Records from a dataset
------
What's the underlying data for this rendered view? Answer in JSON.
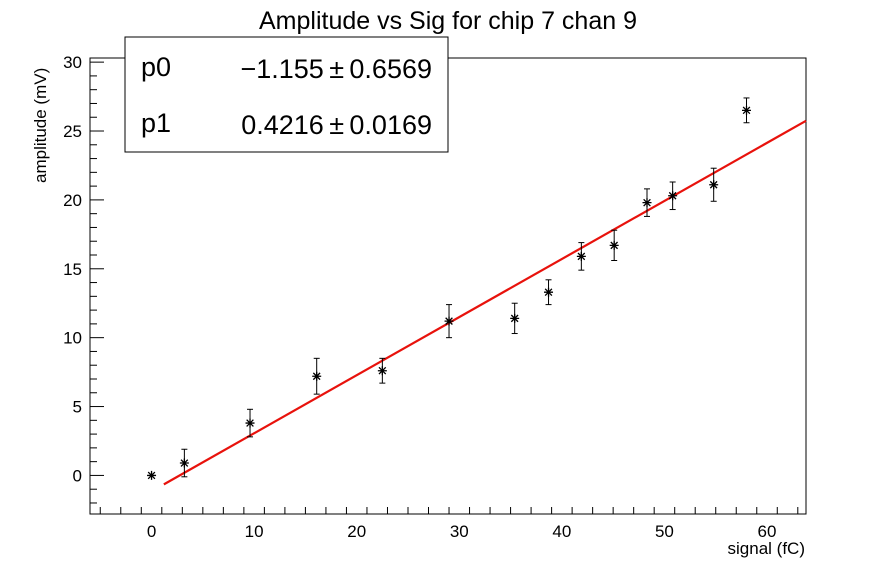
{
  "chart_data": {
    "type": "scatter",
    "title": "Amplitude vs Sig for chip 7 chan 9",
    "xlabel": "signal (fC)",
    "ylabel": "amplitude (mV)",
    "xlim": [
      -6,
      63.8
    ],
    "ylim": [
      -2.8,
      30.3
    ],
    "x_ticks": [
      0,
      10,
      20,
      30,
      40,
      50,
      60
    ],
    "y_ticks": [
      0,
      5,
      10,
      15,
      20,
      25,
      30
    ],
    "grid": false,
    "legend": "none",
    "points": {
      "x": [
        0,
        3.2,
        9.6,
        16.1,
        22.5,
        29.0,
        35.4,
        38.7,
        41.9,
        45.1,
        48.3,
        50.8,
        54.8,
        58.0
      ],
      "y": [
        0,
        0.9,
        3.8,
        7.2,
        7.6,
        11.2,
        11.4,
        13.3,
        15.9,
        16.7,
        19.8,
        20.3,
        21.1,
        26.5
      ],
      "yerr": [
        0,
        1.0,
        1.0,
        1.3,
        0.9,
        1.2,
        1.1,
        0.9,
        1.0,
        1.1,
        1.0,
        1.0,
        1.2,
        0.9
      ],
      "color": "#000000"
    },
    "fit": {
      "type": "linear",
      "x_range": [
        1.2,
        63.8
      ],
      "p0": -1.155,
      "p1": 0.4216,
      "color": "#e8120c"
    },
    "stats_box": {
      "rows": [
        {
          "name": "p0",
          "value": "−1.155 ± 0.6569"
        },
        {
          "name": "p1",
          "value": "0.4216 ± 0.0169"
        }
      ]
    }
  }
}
------
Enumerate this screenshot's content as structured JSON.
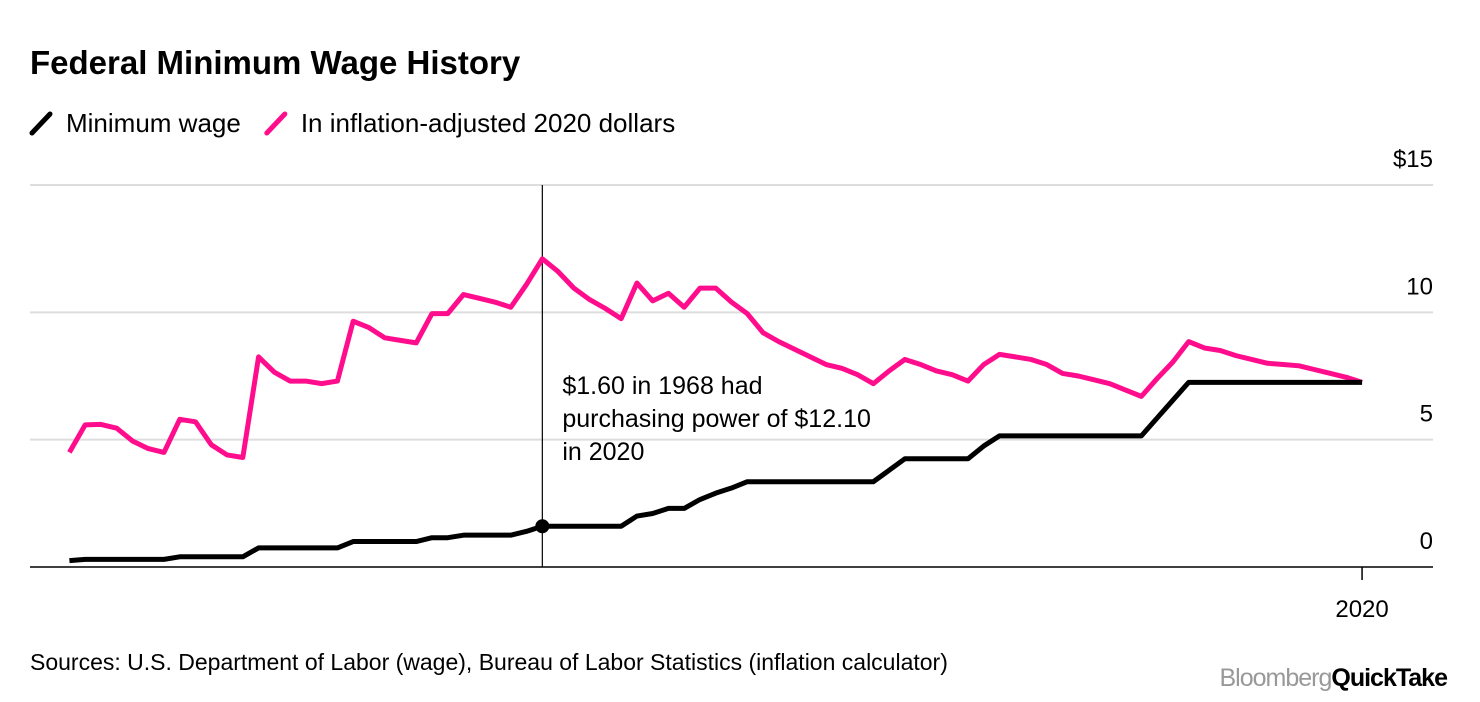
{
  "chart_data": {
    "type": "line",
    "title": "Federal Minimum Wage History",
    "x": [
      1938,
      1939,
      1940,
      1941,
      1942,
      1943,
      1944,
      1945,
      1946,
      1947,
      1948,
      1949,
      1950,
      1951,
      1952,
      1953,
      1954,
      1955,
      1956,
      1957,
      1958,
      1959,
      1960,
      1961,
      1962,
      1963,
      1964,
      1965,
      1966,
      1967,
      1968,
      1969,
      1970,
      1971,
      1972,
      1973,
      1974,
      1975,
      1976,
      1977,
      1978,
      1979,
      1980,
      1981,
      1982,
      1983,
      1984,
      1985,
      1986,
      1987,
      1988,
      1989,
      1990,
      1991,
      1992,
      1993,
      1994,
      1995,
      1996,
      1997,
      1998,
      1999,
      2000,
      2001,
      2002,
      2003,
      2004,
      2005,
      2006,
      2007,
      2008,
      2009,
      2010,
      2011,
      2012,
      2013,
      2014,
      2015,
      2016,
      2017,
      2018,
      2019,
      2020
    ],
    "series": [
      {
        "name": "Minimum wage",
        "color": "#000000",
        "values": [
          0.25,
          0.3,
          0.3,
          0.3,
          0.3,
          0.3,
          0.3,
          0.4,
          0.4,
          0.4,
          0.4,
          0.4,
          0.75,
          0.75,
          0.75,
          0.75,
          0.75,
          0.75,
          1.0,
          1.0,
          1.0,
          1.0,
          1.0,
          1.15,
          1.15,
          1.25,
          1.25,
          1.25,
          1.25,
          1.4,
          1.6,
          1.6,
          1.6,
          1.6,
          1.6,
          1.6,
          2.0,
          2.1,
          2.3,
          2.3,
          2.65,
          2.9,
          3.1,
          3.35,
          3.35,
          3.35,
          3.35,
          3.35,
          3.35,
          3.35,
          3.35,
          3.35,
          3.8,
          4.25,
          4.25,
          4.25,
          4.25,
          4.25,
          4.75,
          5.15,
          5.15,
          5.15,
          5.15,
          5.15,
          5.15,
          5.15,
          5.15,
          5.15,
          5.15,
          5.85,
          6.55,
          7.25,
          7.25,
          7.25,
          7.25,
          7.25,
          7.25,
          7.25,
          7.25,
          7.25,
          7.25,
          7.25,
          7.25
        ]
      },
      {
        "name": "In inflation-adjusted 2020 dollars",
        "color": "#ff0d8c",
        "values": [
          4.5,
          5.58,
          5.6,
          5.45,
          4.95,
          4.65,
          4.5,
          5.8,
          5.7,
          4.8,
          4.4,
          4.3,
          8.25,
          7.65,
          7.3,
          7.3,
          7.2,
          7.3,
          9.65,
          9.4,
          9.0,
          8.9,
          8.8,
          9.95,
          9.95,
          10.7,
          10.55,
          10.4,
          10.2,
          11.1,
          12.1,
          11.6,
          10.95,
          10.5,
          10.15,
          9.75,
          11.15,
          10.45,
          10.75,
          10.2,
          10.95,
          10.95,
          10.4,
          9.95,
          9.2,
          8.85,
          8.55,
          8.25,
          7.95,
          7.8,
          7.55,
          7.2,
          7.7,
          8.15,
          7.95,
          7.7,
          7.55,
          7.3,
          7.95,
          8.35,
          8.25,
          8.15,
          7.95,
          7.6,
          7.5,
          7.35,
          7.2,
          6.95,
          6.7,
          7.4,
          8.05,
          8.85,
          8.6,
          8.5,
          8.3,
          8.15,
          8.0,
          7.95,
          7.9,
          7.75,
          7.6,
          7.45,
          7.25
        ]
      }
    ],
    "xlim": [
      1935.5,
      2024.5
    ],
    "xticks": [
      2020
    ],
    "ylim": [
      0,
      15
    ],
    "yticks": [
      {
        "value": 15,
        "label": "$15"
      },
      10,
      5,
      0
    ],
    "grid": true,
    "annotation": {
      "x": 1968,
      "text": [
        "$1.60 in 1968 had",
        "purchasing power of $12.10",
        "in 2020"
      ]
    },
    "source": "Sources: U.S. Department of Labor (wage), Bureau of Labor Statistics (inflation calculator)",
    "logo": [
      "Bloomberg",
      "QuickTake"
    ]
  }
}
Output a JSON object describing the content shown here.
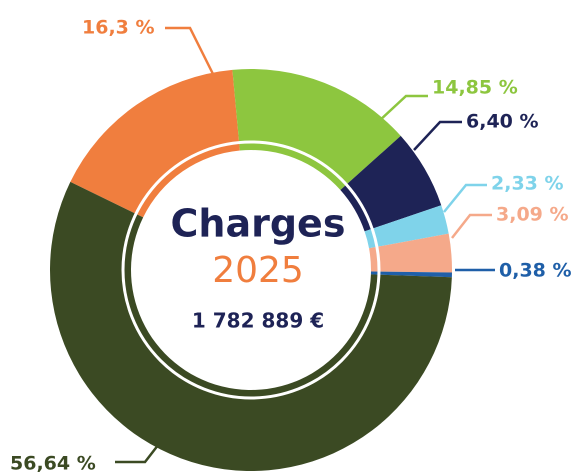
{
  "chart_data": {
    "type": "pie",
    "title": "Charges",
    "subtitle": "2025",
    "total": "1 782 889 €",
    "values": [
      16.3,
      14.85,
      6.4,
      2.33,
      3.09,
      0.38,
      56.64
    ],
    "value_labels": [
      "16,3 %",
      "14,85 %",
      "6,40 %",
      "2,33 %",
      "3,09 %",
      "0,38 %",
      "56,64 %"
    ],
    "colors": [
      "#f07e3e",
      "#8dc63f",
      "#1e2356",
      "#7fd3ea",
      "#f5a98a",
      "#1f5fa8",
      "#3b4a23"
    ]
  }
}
------
*EXERCISE BRIEF*: In the records above, locate each line with the word "name". Copy all such lines.

*ANSWER BELOW*:
          "name": "p0",
          "name": "p1",
        "name": "Minimum wage",
        "name": "In inflation-adjusted 2020 dollars",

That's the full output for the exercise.